- [Request]:
Every line of the records below should be restated exactly.

- [Provided entries]:
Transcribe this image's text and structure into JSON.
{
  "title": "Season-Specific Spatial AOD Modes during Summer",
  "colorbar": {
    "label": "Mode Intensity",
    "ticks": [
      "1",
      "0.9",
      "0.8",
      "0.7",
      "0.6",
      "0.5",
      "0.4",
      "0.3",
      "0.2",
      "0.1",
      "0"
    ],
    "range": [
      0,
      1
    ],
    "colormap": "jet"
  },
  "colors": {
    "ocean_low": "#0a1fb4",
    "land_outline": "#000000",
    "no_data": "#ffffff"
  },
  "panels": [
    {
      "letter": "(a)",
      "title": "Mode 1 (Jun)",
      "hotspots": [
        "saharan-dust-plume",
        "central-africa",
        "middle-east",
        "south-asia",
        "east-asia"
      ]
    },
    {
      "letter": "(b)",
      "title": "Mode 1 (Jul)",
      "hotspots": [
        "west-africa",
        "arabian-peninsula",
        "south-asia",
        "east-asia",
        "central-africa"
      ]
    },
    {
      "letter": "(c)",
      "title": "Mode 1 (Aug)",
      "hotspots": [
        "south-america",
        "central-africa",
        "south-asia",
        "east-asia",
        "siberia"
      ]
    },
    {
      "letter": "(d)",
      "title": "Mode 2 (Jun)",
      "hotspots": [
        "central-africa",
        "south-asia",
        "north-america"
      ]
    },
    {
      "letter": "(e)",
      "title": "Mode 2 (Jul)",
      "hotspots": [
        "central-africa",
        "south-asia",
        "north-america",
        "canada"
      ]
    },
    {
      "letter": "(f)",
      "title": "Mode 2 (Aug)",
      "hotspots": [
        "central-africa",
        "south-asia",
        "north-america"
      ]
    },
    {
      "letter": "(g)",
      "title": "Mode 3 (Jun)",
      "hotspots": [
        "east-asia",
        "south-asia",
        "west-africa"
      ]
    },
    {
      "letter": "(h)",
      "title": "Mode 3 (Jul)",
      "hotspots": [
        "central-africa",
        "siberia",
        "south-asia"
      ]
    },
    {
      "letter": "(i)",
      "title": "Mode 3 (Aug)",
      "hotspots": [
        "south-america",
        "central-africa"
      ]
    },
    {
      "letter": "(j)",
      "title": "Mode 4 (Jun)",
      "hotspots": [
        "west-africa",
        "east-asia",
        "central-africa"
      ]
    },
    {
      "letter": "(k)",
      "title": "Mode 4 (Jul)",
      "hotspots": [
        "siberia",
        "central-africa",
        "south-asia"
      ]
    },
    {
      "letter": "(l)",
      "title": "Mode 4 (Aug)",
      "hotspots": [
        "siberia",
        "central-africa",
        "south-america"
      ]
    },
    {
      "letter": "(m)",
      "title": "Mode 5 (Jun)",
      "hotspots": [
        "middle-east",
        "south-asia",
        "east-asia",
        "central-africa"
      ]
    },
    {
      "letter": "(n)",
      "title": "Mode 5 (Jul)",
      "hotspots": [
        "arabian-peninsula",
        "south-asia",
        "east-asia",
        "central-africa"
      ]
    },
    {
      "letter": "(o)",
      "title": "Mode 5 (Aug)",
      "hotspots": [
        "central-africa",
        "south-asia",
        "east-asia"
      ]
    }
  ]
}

- [Finished task]:
Transcribe this image's text and structure into JSON.
{
  "title": "Season-Specific Spatial AOD Modes during Summer",
  "colorbar": {
    "label": "Mode Intensity",
    "ticks": [
      "1",
      "0.9",
      "0.8",
      "0.7",
      "0.6",
      "0.5",
      "0.4",
      "0.3",
      "0.2",
      "0.1",
      "0"
    ],
    "range": [
      0,
      1
    ],
    "colormap": "jet"
  },
  "colors": {
    "ocean_low": "#0a1fb4",
    "land_outline": "#000000",
    "no_data": "#ffffff"
  },
  "panels": [
    {
      "letter": "(a)",
      "title": "Mode 1 (Jun)",
      "hotspots": [
        "saharan-dust-plume",
        "central-africa",
        "middle-east",
        "south-asia",
        "east-asia"
      ]
    },
    {
      "letter": "(b)",
      "title": "Mode 1 (Jul)",
      "hotspots": [
        "west-africa",
        "arabian-peninsula",
        "south-asia",
        "east-asia",
        "central-africa"
      ]
    },
    {
      "letter": "(c)",
      "title": "Mode 1 (Aug)",
      "hotspots": [
        "south-america",
        "central-africa",
        "south-asia",
        "east-asia",
        "siberia"
      ]
    },
    {
      "letter": "(d)",
      "title": "Mode 2 (Jun)",
      "hotspots": [
        "central-africa",
        "south-asia",
        "north-america"
      ]
    },
    {
      "letter": "(e)",
      "title": "Mode 2 (Jul)",
      "hotspots": [
        "central-africa",
        "south-asia",
        "north-america",
        "canada"
      ]
    },
    {
      "letter": "(f)",
      "title": "Mode 2 (Aug)",
      "hotspots": [
        "central-africa",
        "south-asia",
        "north-america"
      ]
    },
    {
      "letter": "(g)",
      "title": "Mode 3 (Jun)",
      "hotspots": [
        "east-asia",
        "south-asia",
        "west-africa"
      ]
    },
    {
      "letter": "(h)",
      "title": "Mode 3 (Jul)",
      "hotspots": [
        "central-africa",
        "siberia",
        "south-asia"
      ]
    },
    {
      "letter": "(i)",
      "title": "Mode 3 (Aug)",
      "hotspots": [
        "south-america",
        "central-africa"
      ]
    },
    {
      "letter": "(j)",
      "title": "Mode 4 (Jun)",
      "hotspots": [
        "west-africa",
        "east-asia",
        "central-africa"
      ]
    },
    {
      "letter": "(k)",
      "title": "Mode 4 (Jul)",
      "hotspots": [
        "siberia",
        "central-africa",
        "south-asia"
      ]
    },
    {
      "letter": "(l)",
      "title": "Mode 4 (Aug)",
      "hotspots": [
        "siberia",
        "central-africa",
        "south-america"
      ]
    },
    {
      "letter": "(m)",
      "title": "Mode 5 (Jun)",
      "hotspots": [
        "middle-east",
        "south-asia",
        "east-asia",
        "central-africa"
      ]
    },
    {
      "letter": "(n)",
      "title": "Mode 5 (Jul)",
      "hotspots": [
        "arabian-peninsula",
        "south-asia",
        "east-asia",
        "central-africa"
      ]
    },
    {
      "letter": "(o)",
      "title": "Mode 5 (Aug)",
      "hotspots": [
        "central-africa",
        "south-asia",
        "east-asia"
      ]
    }
  ]
}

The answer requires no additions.